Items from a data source
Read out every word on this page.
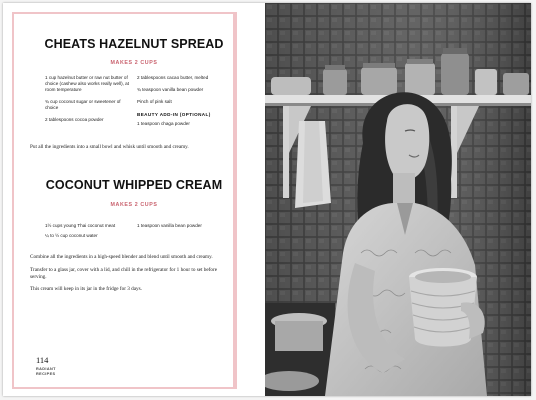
CHEATS HAZELNUT SPREAD
MAKES 2 CUPS

1 cup hazelnut butter or raw nut butter of choice (cashew also works really well), at room temperature

¾ cup coconut sugar or sweetener of choice

2 tablespoons cocoa powder

2 tablespoons cacao butter, melted

¾ teaspoon vanilla bean powder

Pinch of pink salt

BEAUTY ADD-IN (OPTIONAL)

1 teaspoon chaga powder

Put all the ingredients into a small bowl and whisk until smooth and creamy.

COCONUT WHIPPED CREAM
MAKES 2 CUPS

1½ cups young Thai coconut meat

¼ to ½ cup coconut water

1 teaspoon vanilla bean powder

Combine all the ingredients in a high-speed blender and blend until smooth and creamy.

Transfer to a glass jar, cover with a lid, and chill in the refrigerator for 1 hour to set before serving.

This cream will keep in its jar in the fridge for 3 days.

114
RADIANT
RECIPES
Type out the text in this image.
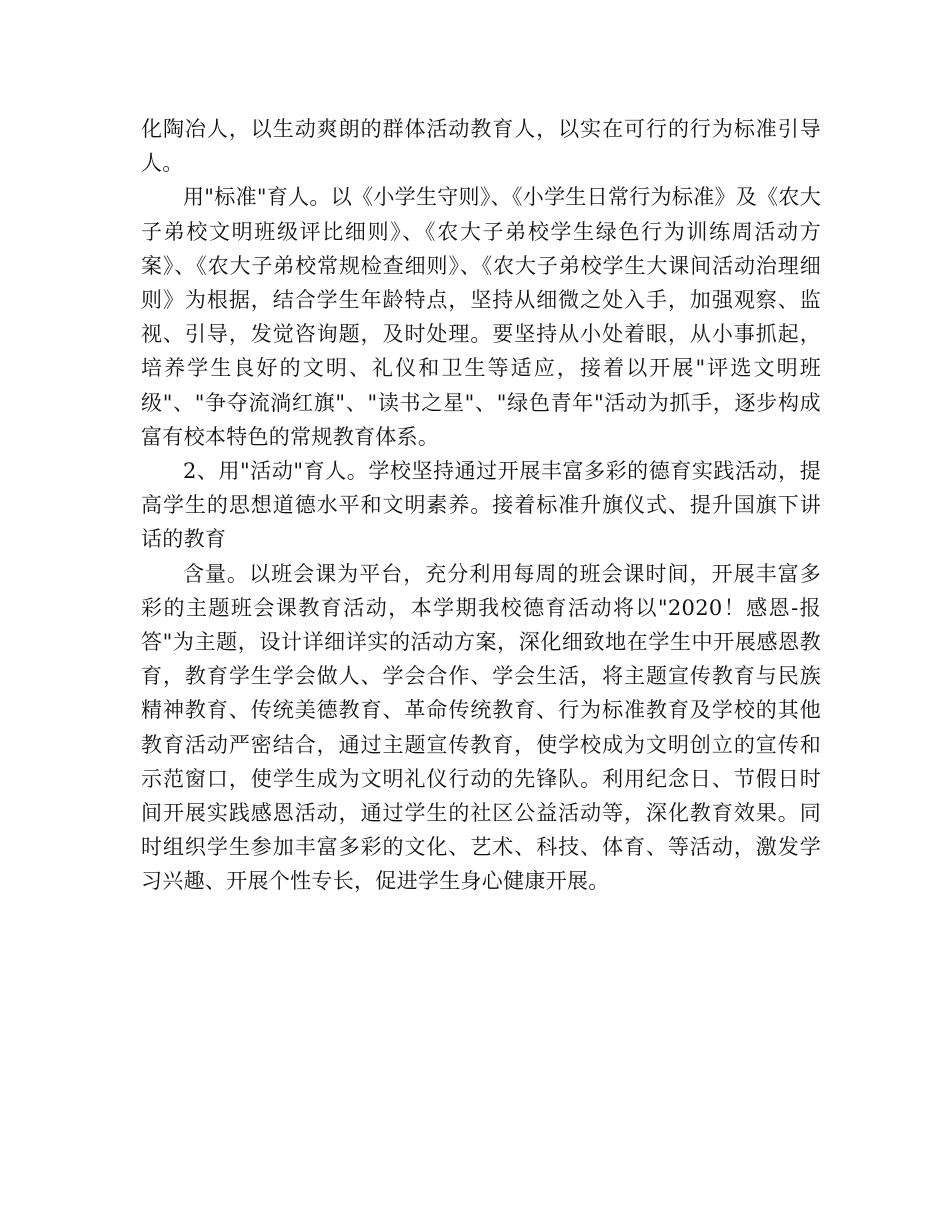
化陶冶人，以生动爽朗的群体活动教育人，以实在可行的行为标准引导人。

用"标准"育人。以《小学生守则》、《小学生日常行为标准》及《农大子弟校文明班级评比细则》、《农大子弟校学生绿色行为训练周活动方案》、《农大子弟校常规检查细则》、《农大子弟校学生大课间活动治理细则》为根据，结合学生年龄特点，坚持从细微之处入手，加强观察、监视、引导，发觉咨询题，及时处理。要坚持从小处着眼，从小事抓起，培养学生良好的文明、礼仪和卫生等适应，接着以开展"评选文明班级"、"争夺流淌红旗"、"读书之星"、"绿色青年"活动为抓手，逐步构成富有校本特色的常规教育体系。

2、用"活动"育人。学校坚持通过开展丰富多彩的德育实践活动，提高学生的思想道德水平和文明素养。接着标准升旗仪式、提升国旗下讲话的教育

含量。以班会课为平台，充分利用每周的班会课时间，开展丰富多彩的主题班会课教育活动，本学期我校德育活动将以"2020！感恩-报答"为主题，设计详细详实的活动方案，深化细致地在学生中开展感恩教育，教育学生学会做人、学会合作、学会生活，将主题宣传教育与民族精神教育、传统美德教育、革命传统教育、行为标准教育及学校的其他教育活动严密结合，通过主题宣传教育，使学校成为文明创立的宣传和示范窗口，使学生成为文明礼仪行动的先锋队。利用纪念日、节假日时间开展实践感恩活动，通过学生的社区公益活动等，深化教育效果。同时组织学生参加丰富多彩的文化、艺术、科技、体育、等活动，激发学习兴趣、开展个性专长，促进学生身心健康开展。
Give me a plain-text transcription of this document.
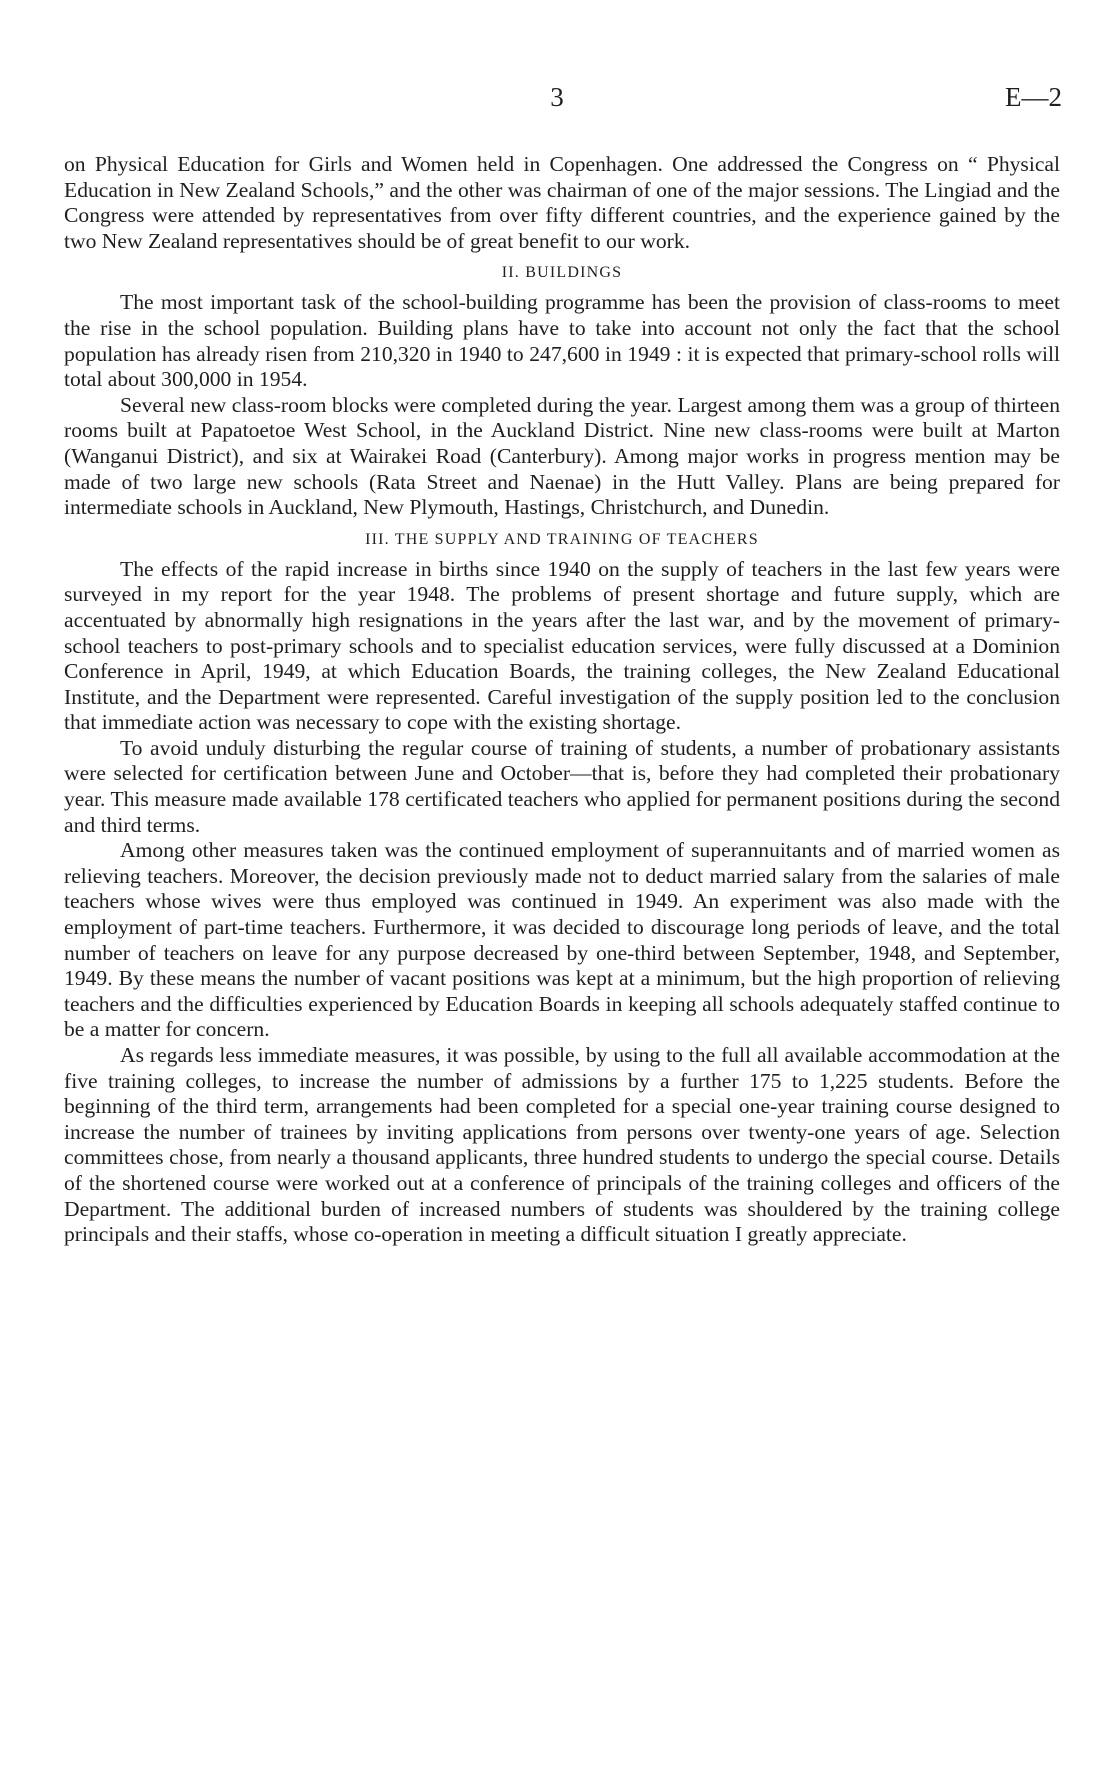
3	E—2

on Physical Education for Girls and Women held in Copenhagen. One addressed the Congress on “ Physical Education in New Zealand Schools,” and the other was chairman of one of the major sessions. The Lingiad and the Congress were attended by representatives from over fifty different countries, and the experience gained by the two New Zealand representatives should be of great benefit to our work.

II. BUILDINGS

The most important task of the school-building programme has been the provision of class-rooms to meet the rise in the school population. Building plans have to take into account not only the fact that the school population has already risen from 210,320 in 1940 to 247,600 in 1949 : it is expected that primary-school rolls will total about 300,000 in 1954.

Several new class-room blocks were completed during the year. Largest among them was a group of thirteen rooms built at Papatoetoe West School, in the Auckland District. Nine new class-rooms were built at Marton (Wanganui District), and six at Wairakei Road (Canterbury). Among major works in progress mention may be made of two large new schools (Rata Street and Naenae) in the Hutt Valley. Plans are being prepared for intermediate schools in Auckland, New Plymouth, Hastings, Christchurch, and Dunedin.

III. THE SUPPLY AND TRAINING OF TEACHERS

The effects of the rapid increase in births since 1940 on the supply of teachers in the last few years were surveyed in my report for the year 1948. The problems of present shortage and future supply, which are accentuated by abnormally high resignations in the years after the last war, and by the movement of primary-school teachers to post-primary schools and to specialist education services, were fully discussed at a Dominion Conference in April, 1949, at which Education Boards, the training colleges, the New Zealand Educational Institute, and the Department were represented. Careful investigation of the supply position led to the conclusion that immediate action was necessary to cope with the existing shortage.

To avoid unduly disturbing the regular course of training of students, a number of probationary assistants were selected for certification between June and October—that is, before they had completed their probationary year. This measure made available 178 certificated teachers who applied for permanent positions during the second and third terms.

Among other measures taken was the continued employment of superannuitants and of married women as relieving teachers. Moreover, the decision previously made not to deduct married salary from the salaries of male teachers whose wives were thus employed was continued in 1949. An experiment was also made with the employment of part-time teachers. Furthermore, it was decided to discourage long periods of leave, and the total number of teachers on leave for any purpose decreased by one-third between September, 1948, and September, 1949. By these means the number of vacant positions was kept at a minimum, but the high proportion of relieving teachers and the difficulties experienced by Education Boards in keeping all schools adequately staffed continue to be a matter for concern.

As regards less immediate measures, it was possible, by using to the full all available accommodation at the five training colleges, to increase the number of admissions by a further 175 to 1,225 students. Before the beginning of the third term, arrangements had been completed for a special one-year training course designed to increase the number of trainees by inviting applications from persons over twenty-one years of age. Selection committees chose, from nearly a thousand applicants, three hundred students to undergo the special course. Details of the shortened course were worked out at a conference of principals of the training colleges and officers of the Department. The additional burden of increased numbers of students was shouldered by the training college principals and their staffs, whose co-operation in meeting a difficult situation I greatly appreciate.
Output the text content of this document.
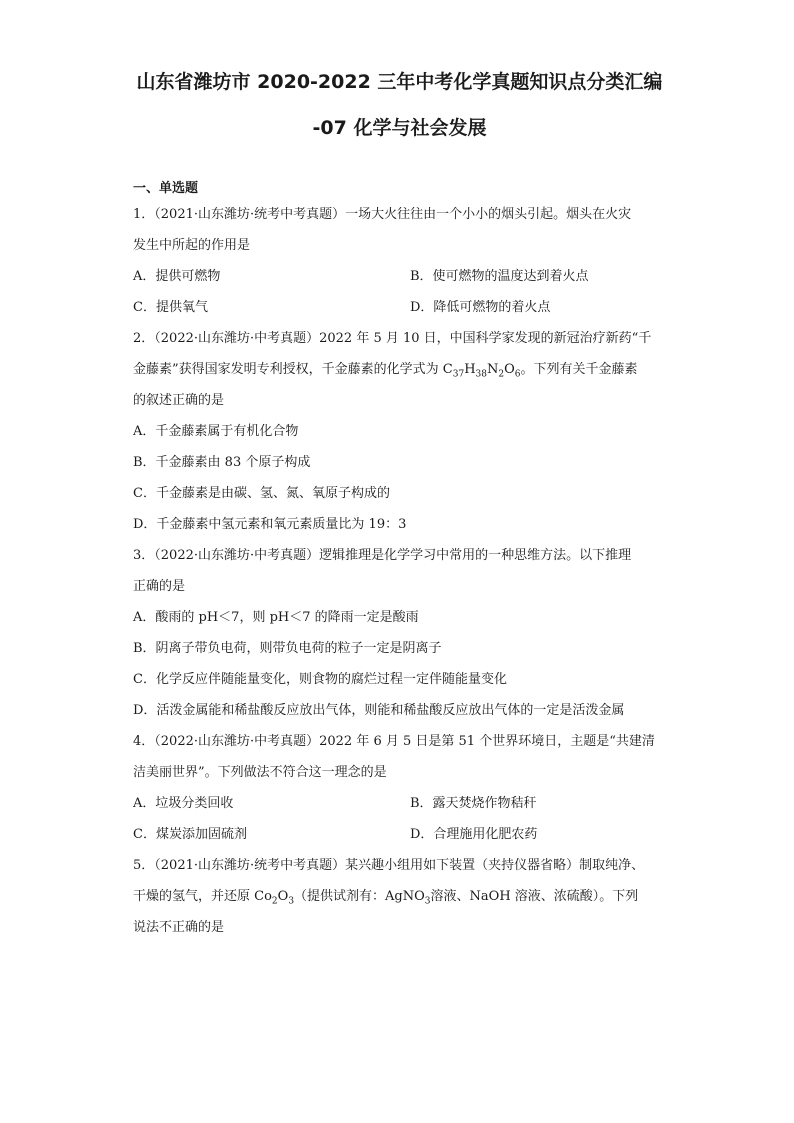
山东省潍坊市 2020-2022 三年中考化学真题知识点分类汇编
-07 化学与社会发展
一、单选题

1．（2021·山东潍坊·统考中考真题）一场大火往往由一个小小的烟头引起。烟头在火灾

发生中所起的作用是

A．提供可燃物	B．使可燃物的温度达到着火点
C．提供氧气	D．降低可燃物的着火点

2．（2022·山东潍坊·中考真题）2022 年 5 月 10 日，中国科学家发现的新冠治疗新药“千

金藤素”获得国家发明专利授权，千金藤素的化学式为 $C_{37}H_{38}N_2O_6$。下列有关千金藤素

的叙述正确的是

A．千金藤素属于有机化合物

B．千金藤素由 83 个原子构成

C．千金藤素是由碳、氢、氮、氧原子构成的

D．千金藤素中氢元素和氧元素质量比为 19：3

3．（2022·山东潍坊·中考真题）逻辑推理是化学学习中常用的一种思维方法。以下推理

正确的是

A．酸雨的 pH＜7，则 pH＜7 的降雨一定是酸雨

B．阴离子带负电荷，则带负电荷的粒子一定是阴离子

C．化学反应伴随能量变化，则食物的腐烂过程一定伴随能量变化

D．活泼金属能和稀盐酸反应放出气体，则能和稀盐酸反应放出气体的一定是活泼金属

4．（2022·山东潍坊·中考真题）2022 年 6 月 5 日是第 51 个世界环境日，主题是“共建清

洁美丽世界”。下列做法不符合这一理念的是

A．垃圾分类回收	B．露天焚烧作物秸秆
C．煤炭添加固硫剂	D．合理施用化肥农药

5．（2021·山东潍坊·统考中考真题）某兴趣小组用如下装置（夹持仪器省略）制取纯净、

干燥的氢气，并还原 $Co_2O_3$（提供试剂有：AgNO$_3$溶液、NaOH 溶液、浓硫酸）。下列

说法不正确的是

# Exercise goal
Copy the records exactly. Skip the pictures.

# Reply
Read out every word on this page.
CHEATS HAZELNUT SPREAD
MAKES 2 CUPS

1 cup hazelnut butter or raw nut butter of choice (cashew also works really well), at room temperature

¾ cup coconut sugar or sweetener of choice

2 tablespoons cocoa powder

2 tablespoons cacao butter, melted

¾ teaspoon vanilla bean powder

Pinch of pink salt

BEAUTY ADD-IN (OPTIONAL)

1 teaspoon chaga powder

Put all the ingredients into a small bowl and whisk until smooth and creamy.

COCONUT WHIPPED CREAM
MAKES 2 CUPS

1½ cups young Thai coconut meat

¼ to ½ cup coconut water

1 teaspoon vanilla bean powder

Combine all the ingredients in a high-speed blender and blend until smooth and creamy.

Transfer to a glass jar, cover with a lid, and chill in the refrigerator for 1 hour to set before serving.

This cream will keep in its jar in the fridge for 3 days.

114
RADIANT
RECIPES
Type out the text in this image.
化陶冶人，以生动爽朗的群体活动教育人，以实在可行的行为标准引导人。

用"标准"育人。以《小学生守则》、《小学生日常行为标准》及《农大子弟校文明班级评比细则》、《农大子弟校学生绿色行为训练周活动方案》、《农大子弟校常规检查细则》、《农大子弟校学生大课间活动治理细则》为根据，结合学生年龄特点，坚持从细微之处入手，加强观察、监视、引导，发觉咨询题，及时处理。要坚持从小处着眼，从小事抓起，培养学生良好的文明、礼仪和卫生等适应，接着以开展"评选文明班级"、"争夺流淌红旗"、"读书之星"、"绿色青年"活动为抓手，逐步构成富有校本特色的常规教育体系。

2、用"活动"育人。学校坚持通过开展丰富多彩的德育实践活动，提高学生的思想道德水平和文明素养。接着标准升旗仪式、提升国旗下讲话的教育

含量。以班会课为平台，充分利用每周的班会课时间，开展丰富多彩的主题班会课教育活动，本学期我校德育活动将以"2020！感恩-报答"为主题，设计详细详实的活动方案，深化细致地在学生中开展感恩教育，教育学生学会做人、学会合作、学会生活，将主题宣传教育与民族精神教育、传统美德教育、革命传统教育、行为标准教育及学校的其他教育活动严密结合，通过主题宣传教育，使学校成为文明创立的宣传和示范窗口，使学生成为文明礼仪行动的先锋队。利用纪念日、节假日时间开展实践感恩活动，通过学生的社区公益活动等，深化教育效果。同时组织学生参加丰富多彩的文化、艺术、科技、体育、等活动，激发学习兴趣、开展个性专长，促进学生身心健康开展。
Give me a plain-text transcription of this document.
3	E—2

on Physical Education for Girls and Women held in Copenhagen. One addressed the Congress on “ Physical Education in New Zealand Schools,” and the other was chairman of one of the major sessions. The Lingiad and the Congress were attended by representatives from over fifty different countries, and the experience gained by the two New Zealand representatives should be of great benefit to our work.

II. BUILDINGS

The most important task of the school-building programme has been the provision of class-rooms to meet the rise in the school population. Building plans have to take into account not only the fact that the school population has already risen from 210,320 in 1940 to 247,600 in 1949 : it is expected that primary-school rolls will total about 300,000 in 1954.

Several new class-room blocks were completed during the year. Largest among them was a group of thirteen rooms built at Papatoetoe West School, in the Auckland District. Nine new class-rooms were built at Marton (Wanganui District), and six at Wairakei Road (Canterbury). Among major works in progress mention may be made of two large new schools (Rata Street and Naenae) in the Hutt Valley. Plans are being prepared for intermediate schools in Auckland, New Plymouth, Hastings, Christchurch, and Dunedin.

III. THE SUPPLY AND TRAINING OF TEACHERS

The effects of the rapid increase in births since 1940 on the supply of teachers in the last few years were surveyed in my report for the year 1948. The problems of present shortage and future supply, which are accentuated by abnormally high resignations in the years after the last war, and by the movement of primary-school teachers to post-primary schools and to specialist education services, were fully discussed at a Dominion Conference in April, 1949, at which Education Boards, the training colleges, the New Zealand Educational Institute, and the Department were represented. Careful investigation of the supply position led to the conclusion that immediate action was necessary to cope with the existing shortage.

To avoid unduly disturbing the regular course of training of students, a number of probationary assistants were selected for certification between June and October—that is, before they had completed their probationary year. This measure made available 178 certificated teachers who applied for permanent positions during the second and third terms.

Among other measures taken was the continued employment of superannuitants and of married women as relieving teachers. Moreover, the decision previously made not to deduct married salary from the salaries of male teachers whose wives were thus employed was continued in 1949. An experiment was also made with the employment of part-time teachers. Furthermore, it was decided to discourage long periods of leave, and the total number of teachers on leave for any purpose decreased by one-third between September, 1948, and September, 1949. By these means the number of vacant positions was kept at a minimum, but the high proportion of relieving teachers and the difficulties experienced by Education Boards in keeping all schools adequately staffed continue to be a matter for concern.

As regards less immediate measures, it was possible, by using to the full all available accommodation at the five training colleges, to increase the number of admissions by a further 175 to 1,225 students. Before the beginning of the third term, arrangements had been completed for a special one-year training course designed to increase the number of trainees by inviting applications from persons over twenty-one years of age. Selection committees chose, from nearly a thousand applicants, three hundred students to undergo the special course. Details of the shortened course were worked out at a conference of principals of the training colleges and officers of the Department. The additional burden of increased numbers of students was shouldered by the training college principals and their staffs, whose co-operation in meeting a difficult situation I greatly appreciate.
Output the text content of this document.
山东省潍坊市 2020-2022 三年中考化学真题知识点分类汇编
-07 化学与社会发展
一、单选题

1．（2021·山东潍坊·统考中考真题）一场大火往往由一个小小的烟头引起。烟头在火灾

发生中所起的作用是

A．提供可燃物	B．使可燃物的温度达到着火点
C．提供氧气	D．降低可燃物的着火点

2．（2022·山东潍坊·中考真题）2022 年 5 月 10 日，中国科学家发现的新冠治疗新药“千

金藤素”获得国家发明专利授权，千金藤素的化学式为 $C_{37}H_{38}N_2O_6$。下列有关千金藤素

的叙述正确的是

A．千金藤素属于有机化合物

B．千金藤素由 83 个原子构成

C．千金藤素是由碳、氢、氮、氧原子构成的

D．千金藤素中氢元素和氧元素质量比为 19：3

3．（2022·山东潍坊·中考真题）逻辑推理是化学学习中常用的一种思维方法。以下推理

正确的是

A．酸雨的 pH＜7，则 pH＜7 的降雨一定是酸雨

B．阴离子带负电荷，则带负电荷的粒子一定是阴离子

C．化学反应伴随能量变化，则食物的腐烂过程一定伴随能量变化

D．活泼金属能和稀盐酸反应放出气体，则能和稀盐酸反应放出气体的一定是活泼金属

4．（2022·山东潍坊·中考真题）2022 年 6 月 5 日是第 51 个世界环境日，主题是“共建清

洁美丽世界”。下列做法不符合这一理念的是

A．垃圾分类回收	B．露天焚烧作物秸秆
C．煤炭添加固硫剂	D．合理施用化肥农药

5．（2021·山东潍坊·统考中考真题）某兴趣小组用如下装置（夹持仪器省略）制取纯净、

干燥的氢气，并还原 $Co_2O_3$（提供试剂有：AgNO$_3$溶液、NaOH 溶液、浓硫酸）。下列

说法不正确的是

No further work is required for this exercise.